Rows from a dataset
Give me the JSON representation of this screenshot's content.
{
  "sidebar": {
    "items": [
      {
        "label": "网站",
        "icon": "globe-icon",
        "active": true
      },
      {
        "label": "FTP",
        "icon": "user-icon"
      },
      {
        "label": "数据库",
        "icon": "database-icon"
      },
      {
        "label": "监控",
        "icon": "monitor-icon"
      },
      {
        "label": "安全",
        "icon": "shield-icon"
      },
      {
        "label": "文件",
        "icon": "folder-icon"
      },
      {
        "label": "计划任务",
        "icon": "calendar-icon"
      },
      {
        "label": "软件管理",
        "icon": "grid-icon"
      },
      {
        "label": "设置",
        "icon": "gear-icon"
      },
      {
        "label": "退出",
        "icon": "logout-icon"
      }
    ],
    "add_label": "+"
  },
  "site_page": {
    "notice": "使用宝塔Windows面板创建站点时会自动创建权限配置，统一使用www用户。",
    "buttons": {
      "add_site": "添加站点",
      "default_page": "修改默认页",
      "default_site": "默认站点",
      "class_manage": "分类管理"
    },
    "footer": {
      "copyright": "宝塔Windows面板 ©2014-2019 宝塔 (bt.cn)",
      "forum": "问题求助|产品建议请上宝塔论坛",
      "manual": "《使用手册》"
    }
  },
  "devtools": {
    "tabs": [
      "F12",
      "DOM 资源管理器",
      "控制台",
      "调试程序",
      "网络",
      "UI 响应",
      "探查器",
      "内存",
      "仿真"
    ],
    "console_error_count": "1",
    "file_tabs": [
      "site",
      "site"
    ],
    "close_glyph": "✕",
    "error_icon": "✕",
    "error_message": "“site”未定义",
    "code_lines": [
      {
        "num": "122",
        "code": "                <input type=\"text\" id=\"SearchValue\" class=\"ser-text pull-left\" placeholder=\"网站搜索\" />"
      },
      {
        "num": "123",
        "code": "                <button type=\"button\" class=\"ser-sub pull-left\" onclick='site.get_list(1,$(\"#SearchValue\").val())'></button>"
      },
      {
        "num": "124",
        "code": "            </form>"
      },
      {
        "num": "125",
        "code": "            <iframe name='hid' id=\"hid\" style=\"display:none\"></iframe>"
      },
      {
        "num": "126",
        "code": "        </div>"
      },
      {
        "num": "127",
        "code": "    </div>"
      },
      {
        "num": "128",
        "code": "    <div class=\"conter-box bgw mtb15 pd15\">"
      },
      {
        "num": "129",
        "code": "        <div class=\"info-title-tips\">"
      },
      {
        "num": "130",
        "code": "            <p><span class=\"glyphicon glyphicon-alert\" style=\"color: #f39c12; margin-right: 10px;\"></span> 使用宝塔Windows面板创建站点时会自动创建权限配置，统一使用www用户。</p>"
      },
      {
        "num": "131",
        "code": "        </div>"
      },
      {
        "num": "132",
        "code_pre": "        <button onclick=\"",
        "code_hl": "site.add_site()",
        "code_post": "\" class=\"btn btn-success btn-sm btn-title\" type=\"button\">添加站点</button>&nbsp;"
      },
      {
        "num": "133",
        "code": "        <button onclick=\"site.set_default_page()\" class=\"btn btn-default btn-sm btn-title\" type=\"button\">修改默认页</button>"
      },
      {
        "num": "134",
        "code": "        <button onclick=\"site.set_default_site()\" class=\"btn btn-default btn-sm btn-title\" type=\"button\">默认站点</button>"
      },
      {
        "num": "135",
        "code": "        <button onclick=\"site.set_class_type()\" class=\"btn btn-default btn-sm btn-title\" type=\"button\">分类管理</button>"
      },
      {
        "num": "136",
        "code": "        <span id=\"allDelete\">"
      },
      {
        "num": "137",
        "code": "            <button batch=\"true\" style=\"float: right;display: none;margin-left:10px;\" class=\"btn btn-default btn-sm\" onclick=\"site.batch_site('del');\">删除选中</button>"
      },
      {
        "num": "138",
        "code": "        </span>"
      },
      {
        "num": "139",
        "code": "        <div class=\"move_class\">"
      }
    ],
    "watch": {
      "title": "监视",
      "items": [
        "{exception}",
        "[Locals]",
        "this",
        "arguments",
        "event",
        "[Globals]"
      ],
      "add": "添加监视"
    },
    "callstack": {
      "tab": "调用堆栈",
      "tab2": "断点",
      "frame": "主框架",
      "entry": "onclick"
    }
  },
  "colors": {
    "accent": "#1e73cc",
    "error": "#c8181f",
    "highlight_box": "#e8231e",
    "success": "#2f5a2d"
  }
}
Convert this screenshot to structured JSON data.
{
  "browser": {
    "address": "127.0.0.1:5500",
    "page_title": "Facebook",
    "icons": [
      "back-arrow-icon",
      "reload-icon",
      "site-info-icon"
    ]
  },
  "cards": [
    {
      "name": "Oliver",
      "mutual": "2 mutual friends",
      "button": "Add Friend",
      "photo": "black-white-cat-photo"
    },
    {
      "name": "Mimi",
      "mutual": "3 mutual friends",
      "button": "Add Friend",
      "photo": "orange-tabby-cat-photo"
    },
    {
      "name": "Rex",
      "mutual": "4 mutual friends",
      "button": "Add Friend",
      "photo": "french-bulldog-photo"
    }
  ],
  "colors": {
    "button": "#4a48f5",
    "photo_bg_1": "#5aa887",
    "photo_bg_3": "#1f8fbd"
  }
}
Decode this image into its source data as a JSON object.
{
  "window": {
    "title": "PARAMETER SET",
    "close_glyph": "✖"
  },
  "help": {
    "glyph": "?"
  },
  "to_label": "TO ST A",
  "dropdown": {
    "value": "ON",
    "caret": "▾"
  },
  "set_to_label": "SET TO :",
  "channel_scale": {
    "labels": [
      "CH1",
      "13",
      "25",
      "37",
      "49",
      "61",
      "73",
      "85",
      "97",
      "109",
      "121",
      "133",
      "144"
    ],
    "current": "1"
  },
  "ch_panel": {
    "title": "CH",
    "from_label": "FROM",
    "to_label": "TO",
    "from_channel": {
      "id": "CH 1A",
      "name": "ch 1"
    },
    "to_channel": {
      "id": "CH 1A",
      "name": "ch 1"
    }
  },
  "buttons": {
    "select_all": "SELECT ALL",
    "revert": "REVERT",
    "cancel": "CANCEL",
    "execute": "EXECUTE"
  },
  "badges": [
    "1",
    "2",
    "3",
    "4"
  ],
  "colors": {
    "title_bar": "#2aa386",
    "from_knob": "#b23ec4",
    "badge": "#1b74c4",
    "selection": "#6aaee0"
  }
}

**Set task**: Reproduce all the data word for word.

**The output**:
Give me the JSON representation of this screenshot's content.
{
  "sidebar": {
    "items": [
      {
        "label": "网站",
        "icon": "globe-icon",
        "active": true
      },
      {
        "label": "FTP",
        "icon": "user-icon"
      },
      {
        "label": "数据库",
        "icon": "database-icon"
      },
      {
        "label": "监控",
        "icon": "monitor-icon"
      },
      {
        "label": "安全",
        "icon": "shield-icon"
      },
      {
        "label": "文件",
        "icon": "folder-icon"
      },
      {
        "label": "计划任务",
        "icon": "calendar-icon"
      },
      {
        "label": "软件管理",
        "icon": "grid-icon"
      },
      {
        "label": "设置",
        "icon": "gear-icon"
      },
      {
        "label": "退出",
        "icon": "logout-icon"
      }
    ],
    "add_label": "+"
  },
  "site_page": {
    "notice": "使用宝塔Windows面板创建站点时会自动创建权限配置，统一使用www用户。",
    "buttons": {
      "add_site": "添加站点",
      "default_page": "修改默认页",
      "default_site": "默认站点",
      "class_manage": "分类管理"
    },
    "footer": {
      "copyright": "宝塔Windows面板 ©2014-2019 宝塔 (bt.cn)",
      "forum": "问题求助|产品建议请上宝塔论坛",
      "manual": "《使用手册》"
    }
  },
  "devtools": {
    "tabs": [
      "F12",
      "DOM 资源管理器",
      "控制台",
      "调试程序",
      "网络",
      "UI 响应",
      "探查器",
      "内存",
      "仿真"
    ],
    "console_error_count": "1",
    "file_tabs": [
      "site",
      "site"
    ],
    "close_glyph": "✕",
    "error_icon": "✕",
    "error_message": "“site”未定义",
    "code_lines": [
      {
        "num": "122",
        "code": "                <input type=\"text\" id=\"SearchValue\" class=\"ser-text pull-left\" placeholder=\"网站搜索\" />"
      },
      {
        "num": "123",
        "code": "                <button type=\"button\" class=\"ser-sub pull-left\" onclick='site.get_list(1,$(\"#SearchValue\").val())'></button>"
      },
      {
        "num": "124",
        "code": "            </form>"
      },
      {
        "num": "125",
        "code": "            <iframe name='hid' id=\"hid\" style=\"display:none\"></iframe>"
      },
      {
        "num": "126",
        "code": "        </div>"
      },
      {
        "num": "127",
        "code": "    </div>"
      },
      {
        "num": "128",
        "code": "    <div class=\"conter-box bgw mtb15 pd15\">"
      },
      {
        "num": "129",
        "code": "        <div class=\"info-title-tips\">"
      },
      {
        "num": "130",
        "code": "            <p><span class=\"glyphicon glyphicon-alert\" style=\"color: #f39c12; margin-right: 10px;\"></span> 使用宝塔Windows面板创建站点时会自动创建权限配置，统一使用www用户。</p>"
      },
      {
        "num": "131",
        "code": "        </div>"
      },
      {
        "num": "132",
        "code_pre": "        <button onclick=\"",
        "code_hl": "site.add_site()",
        "code_post": "\" class=\"btn btn-success btn-sm btn-title\" type=\"button\">添加站点</button>&nbsp;"
      },
      {
        "num": "133",
        "code": "        <button onclick=\"site.set_default_page()\" class=\"btn btn-default btn-sm btn-title\" type=\"button\">修改默认页</button>"
      },
      {
        "num": "134",
        "code": "        <button onclick=\"site.set_default_site()\" class=\"btn btn-default btn-sm btn-title\" type=\"button\">默认站点</button>"
      },
      {
        "num": "135",
        "code": "        <button onclick=\"site.set_class_type()\" class=\"btn btn-default btn-sm btn-title\" type=\"button\">分类管理</button>"
      },
      {
        "num": "136",
        "code": "        <span id=\"allDelete\">"
      },
      {
        "num": "137",
        "code": "            <button batch=\"true\" style=\"float: right;display: none;margin-left:10px;\" class=\"btn btn-default btn-sm\" onclick=\"site.batch_site('del');\">删除选中</button>"
      },
      {
        "num": "138",
        "code": "        </span>"
      },
      {
        "num": "139",
        "code": "        <div class=\"move_class\">"
      }
    ],
    "watch": {
      "title": "监视",
      "items": [
        "{exception}",
        "[Locals]",
        "this",
        "arguments",
        "event",
        "[Globals]"
      ],
      "add": "添加监视"
    },
    "callstack": {
      "tab": "调用堆栈",
      "tab2": "断点",
      "frame": "主框架",
      "entry": "onclick"
    }
  },
  "colors": {
    "accent": "#1e73cc",
    "error": "#c8181f",
    "highlight_box": "#e8231e",
    "success": "#2f5a2d"
  }
}
Convert this screenshot to structured JSON data.
{
  "browser": {
    "address": "127.0.0.1:5500",
    "page_title": "Facebook",
    "icons": [
      "back-arrow-icon",
      "reload-icon",
      "site-info-icon"
    ]
  },
  "cards": [
    {
      "name": "Oliver",
      "mutual": "2 mutual friends",
      "button": "Add Friend",
      "photo": "black-white-cat-photo"
    },
    {
      "name": "Mimi",
      "mutual": "3 mutual friends",
      "button": "Add Friend",
      "photo": "orange-tabby-cat-photo"
    },
    {
      "name": "Rex",
      "mutual": "4 mutual friends",
      "button": "Add Friend",
      "photo": "french-bulldog-photo"
    }
  ],
  "colors": {
    "button": "#4a48f5",
    "photo_bg_1": "#5aa887",
    "photo_bg_3": "#1f8fbd"
  }
}
Decode this image into its source data as a JSON object.
{
  "window": {
    "title": "PARAMETER SET",
    "close_glyph": "✖"
  },
  "help": {
    "glyph": "?"
  },
  "to_label": "TO ST A",
  "dropdown": {
    "value": "ON",
    "caret": "▾"
  },
  "set_to_label": "SET TO :",
  "channel_scale": {
    "labels": [
      "CH1",
      "13",
      "25",
      "37",
      "49",
      "61",
      "73",
      "85",
      "97",
      "109",
      "121",
      "133",
      "144"
    ],
    "current": "1"
  },
  "ch_panel": {
    "title": "CH",
    "from_label": "FROM",
    "to_label": "TO",
    "from_channel": {
      "id": "CH 1A",
      "name": "ch 1"
    },
    "to_channel": {
      "id": "CH 1A",
      "name": "ch 1"
    }
  },
  "buttons": {
    "select_all": "SELECT ALL",
    "revert": "REVERT",
    "cancel": "CANCEL",
    "execute": "EXECUTE"
  },
  "badges": [
    "1",
    "2",
    "3",
    "4"
  ],
  "colors": {
    "title_bar": "#2aa386",
    "from_knob": "#b23ec4",
    "badge": "#1b74c4",
    "selection": "#6aaee0"
  }
}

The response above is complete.